**The problem**
Print out the entries below with no edits.

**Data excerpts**
:::::
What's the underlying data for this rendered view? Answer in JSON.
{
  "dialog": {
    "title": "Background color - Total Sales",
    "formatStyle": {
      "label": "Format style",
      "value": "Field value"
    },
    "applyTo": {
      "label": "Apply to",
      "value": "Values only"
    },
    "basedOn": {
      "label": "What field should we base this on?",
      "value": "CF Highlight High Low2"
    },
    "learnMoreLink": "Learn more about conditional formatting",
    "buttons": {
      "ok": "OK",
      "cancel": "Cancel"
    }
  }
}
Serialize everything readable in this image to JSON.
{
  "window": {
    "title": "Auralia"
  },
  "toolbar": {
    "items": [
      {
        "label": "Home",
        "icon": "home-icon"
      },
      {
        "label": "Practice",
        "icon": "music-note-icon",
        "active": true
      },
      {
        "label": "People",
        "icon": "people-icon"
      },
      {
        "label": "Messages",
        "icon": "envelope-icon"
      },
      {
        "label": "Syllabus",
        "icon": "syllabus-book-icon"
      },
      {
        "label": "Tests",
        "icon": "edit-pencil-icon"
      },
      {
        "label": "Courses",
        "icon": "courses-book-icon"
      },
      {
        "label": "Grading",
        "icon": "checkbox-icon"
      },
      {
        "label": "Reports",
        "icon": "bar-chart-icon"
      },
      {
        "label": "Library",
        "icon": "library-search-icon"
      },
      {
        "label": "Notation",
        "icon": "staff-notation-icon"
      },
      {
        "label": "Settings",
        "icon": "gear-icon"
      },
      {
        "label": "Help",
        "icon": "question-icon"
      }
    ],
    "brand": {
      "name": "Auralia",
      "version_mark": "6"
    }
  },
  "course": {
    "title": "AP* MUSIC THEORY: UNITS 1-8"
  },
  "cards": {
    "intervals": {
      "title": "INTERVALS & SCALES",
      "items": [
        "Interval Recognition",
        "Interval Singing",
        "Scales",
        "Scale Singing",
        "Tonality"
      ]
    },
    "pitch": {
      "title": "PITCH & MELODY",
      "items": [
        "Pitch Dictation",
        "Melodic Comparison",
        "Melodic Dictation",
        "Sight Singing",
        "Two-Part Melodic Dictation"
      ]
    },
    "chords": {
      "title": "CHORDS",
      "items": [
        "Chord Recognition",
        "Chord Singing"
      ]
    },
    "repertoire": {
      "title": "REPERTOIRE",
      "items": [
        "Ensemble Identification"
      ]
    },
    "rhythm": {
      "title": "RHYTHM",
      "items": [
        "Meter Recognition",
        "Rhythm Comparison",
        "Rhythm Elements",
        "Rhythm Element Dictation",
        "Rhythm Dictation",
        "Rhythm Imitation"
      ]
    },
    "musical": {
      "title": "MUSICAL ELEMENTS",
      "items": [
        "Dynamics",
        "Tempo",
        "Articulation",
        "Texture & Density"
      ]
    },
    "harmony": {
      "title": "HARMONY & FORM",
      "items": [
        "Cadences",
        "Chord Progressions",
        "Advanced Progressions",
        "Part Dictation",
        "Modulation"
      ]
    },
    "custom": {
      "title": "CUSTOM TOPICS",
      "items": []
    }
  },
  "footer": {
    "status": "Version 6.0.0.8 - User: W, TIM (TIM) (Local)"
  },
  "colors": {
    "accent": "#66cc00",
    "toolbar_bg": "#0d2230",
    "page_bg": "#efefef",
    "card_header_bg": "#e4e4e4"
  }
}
:::::
**Correct answer**
What's the underlying data for this rendered view? Answer in JSON.
{
  "dialog": {
    "title": "Background color - Total Sales",
    "formatStyle": {
      "label": "Format style",
      "value": "Field value"
    },
    "applyTo": {
      "label": "Apply to",
      "value": "Values only"
    },
    "basedOn": {
      "label": "What field should we base this on?",
      "value": "CF Highlight High Low2"
    },
    "learnMoreLink": "Learn more about conditional formatting",
    "buttons": {
      "ok": "OK",
      "cancel": "Cancel"
    }
  }
}
Serialize everything readable in this image to JSON.
{
  "window": {
    "title": "Auralia"
  },
  "toolbar": {
    "items": [
      {
        "label": "Home",
        "icon": "home-icon"
      },
      {
        "label": "Practice",
        "icon": "music-note-icon",
        "active": true
      },
      {
        "label": "People",
        "icon": "people-icon"
      },
      {
        "label": "Messages",
        "icon": "envelope-icon"
      },
      {
        "label": "Syllabus",
        "icon": "syllabus-book-icon"
      },
      {
        "label": "Tests",
        "icon": "edit-pencil-icon"
      },
      {
        "label": "Courses",
        "icon": "courses-book-icon"
      },
      {
        "label": "Grading",
        "icon": "checkbox-icon"
      },
      {
        "label": "Reports",
        "icon": "bar-chart-icon"
      },
      {
        "label": "Library",
        "icon": "library-search-icon"
      },
      {
        "label": "Notation",
        "icon": "staff-notation-icon"
      },
      {
        "label": "Settings",
        "icon": "gear-icon"
      },
      {
        "label": "Help",
        "icon": "question-icon"
      }
    ],
    "brand": {
      "name": "Auralia",
      "version_mark": "6"
    }
  },
  "course": {
    "title": "AP* MUSIC THEORY: UNITS 1-8"
  },
  "cards": {
    "intervals": {
      "title": "INTERVALS & SCALES",
      "items": [
        "Interval Recognition",
        "Interval Singing",
        "Scales",
        "Scale Singing",
        "Tonality"
      ]
    },
    "pitch": {
      "title": "PITCH & MELODY",
      "items": [
        "Pitch Dictation",
        "Melodic Comparison",
        "Melodic Dictation",
        "Sight Singing",
        "Two-Part Melodic Dictation"
      ]
    },
    "chords": {
      "title": "CHORDS",
      "items": [
        "Chord Recognition",
        "Chord Singing"
      ]
    },
    "repertoire": {
      "title": "REPERTOIRE",
      "items": [
        "Ensemble Identification"
      ]
    },
    "rhythm": {
      "title": "RHYTHM",
      "items": [
        "Meter Recognition",
        "Rhythm Comparison",
        "Rhythm Elements",
        "Rhythm Element Dictation",
        "Rhythm Dictation",
        "Rhythm Imitation"
      ]
    },
    "musical": {
      "title": "MUSICAL ELEMENTS",
      "items": [
        "Dynamics",
        "Tempo",
        "Articulation",
        "Texture & Density"
      ]
    },
    "harmony": {
      "title": "HARMONY & FORM",
      "items": [
        "Cadences",
        "Chord Progressions",
        "Advanced Progressions",
        "Part Dictation",
        "Modulation"
      ]
    },
    "custom": {
      "title": "CUSTOM TOPICS",
      "items": []
    }
  },
  "footer": {
    "status": "Version 6.0.0.8 - User: W, TIM (TIM) (Local)"
  },
  "colors": {
    "accent": "#66cc00",
    "toolbar_bg": "#0d2230",
    "page_bg": "#efefef",
    "card_header_bg": "#e4e4e4"
  }
}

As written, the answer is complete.